--- Begin DATA IN THIS EXERCISE ---

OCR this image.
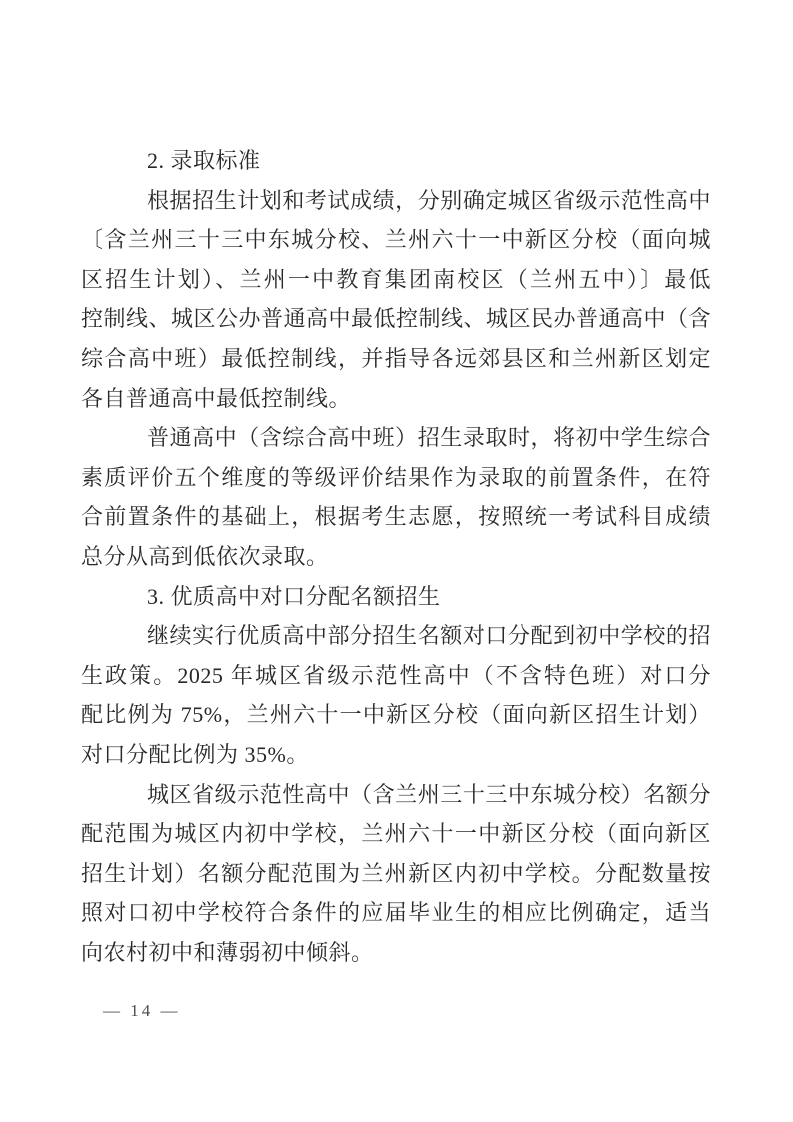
2. 录取标准
根据招生计划和考试成绩，分别确定城区省级示范性高中
〔含兰州三十三中东城分校、兰州六十一中新区分校（面向城
区招生计划）、兰州一中教育集团南校区（兰州五中）〕最低
控制线、城区公办普通高中最低控制线、城区民办普通高中（含
综合高中班）最低控制线，并指导各远郊县区和兰州新区划定
各自普通高中最低控制线。
普通高中（含综合高中班）招生录取时，将初中学生综合
素质评价五个维度的等级评价结果作为录取的前置条件，在符
合前置条件的基础上，根据考生志愿，按照统一考试科目成绩
总分从高到低依次录取。
3. 优质高中对口分配名额招生
继续实行优质高中部分招生名额对口分配到初中学校的招
生政策。2025 年城区省级示范性高中（不含特色班）对口分
配比例为 75%，兰州六十一中新区分校（面向新区招生计划）
对口分配比例为 35%。
城区省级示范性高中（含兰州三十三中东城分校）名额分
配范围为城区内初中学校，兰州六十一中新区分校（面向新区
招生计划）名额分配范围为兰州新区内初中学校。分配数量按
照对口初中学校符合条件的应届毕业生的相应比例确定，适当
向农村初中和薄弱初中倾斜。
— 14 —
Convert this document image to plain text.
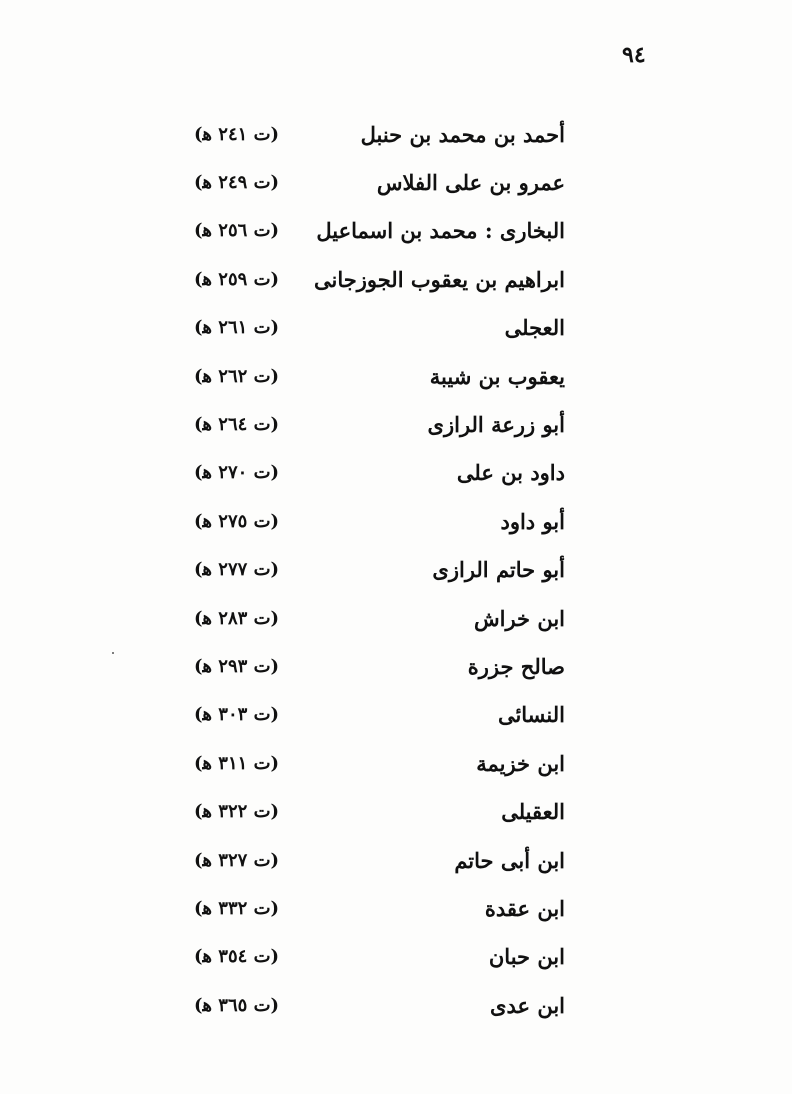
٩٤
أحمد بن محمد بن حنبل
(ت ٢٤١ ﻫ)
عمرو بن على الفلاس
(ت ٢٤٩ ﻫ)
البخارى : محمد بن اسماعيل
(ت ٢٥٦ ﻫ)
ابراهيم بن يعقوب الجوزجانى
(ت ٢٥٩ ﻫ)
العجلى
(ت ٢٦١ ﻫ)
يعقوب بن شيبة
(ت ٢٦٢ ﻫ)
أبو زرعة الرازى
(ت ٢٦٤ ﻫ)
داود بن على
(ت ٢٧٠ ﻫ)
أبو داود
(ت ٢٧٥ ﻫ)
أبو حاتم الرازى
(ت ٢٧٧ ﻫ)
ابن خراش
(ت ٢٨٣ ﻫ)
صالح جزرة
(ت ٢٩٣ ﻫ)
النسائى
(ت ٣٠٣ ﻫ)
ابن خزيمة
(ت ٣١١ ﻫ)
العقيلى
(ت ٣٢٢ ﻫ)
ابن أبى حاتم
(ت ٣٢٧ ﻫ)
ابن عقدة
(ت ٣٣٢ ﻫ)
ابن حبان
(ت ٣٥٤ ﻫ)
ابن عدى
(ت ٣٦٥ ﻫ)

--- End DATA IN THIS EXERCISE ---

WHAT YOU WILL DO
Beginning at the line that contains "Convert this document image to plain text.", copy each remaining line of the records exactly, through the final one. Omit the pictures.

PROBLEM SOLUTION
Convert this document image to plain text.
٩٤
أحمد بن محمد بن حنبل
(ت ٢٤١ ﻫ)
عمرو بن على الفلاس
(ت ٢٤٩ ﻫ)
البخارى : محمد بن اسماعيل
(ت ٢٥٦ ﻫ)
ابراهيم بن يعقوب الجوزجانى
(ت ٢٥٩ ﻫ)
العجلى
(ت ٢٦١ ﻫ)
يعقوب بن شيبة
(ت ٢٦٢ ﻫ)
أبو زرعة الرازى
(ت ٢٦٤ ﻫ)
داود بن على
(ت ٢٧٠ ﻫ)
أبو داود
(ت ٢٧٥ ﻫ)
أبو حاتم الرازى
(ت ٢٧٧ ﻫ)
ابن خراش
(ت ٢٨٣ ﻫ)
صالح جزرة
(ت ٢٩٣ ﻫ)
النسائى
(ت ٣٠٣ ﻫ)
ابن خزيمة
(ت ٣١١ ﻫ)
العقيلى
(ت ٣٢٢ ﻫ)
ابن أبى حاتم
(ت ٣٢٧ ﻫ)
ابن عقدة
(ت ٣٣٢ ﻫ)
ابن حبان
(ت ٣٥٤ ﻫ)
ابن عدى
(ت ٣٦٥ ﻫ)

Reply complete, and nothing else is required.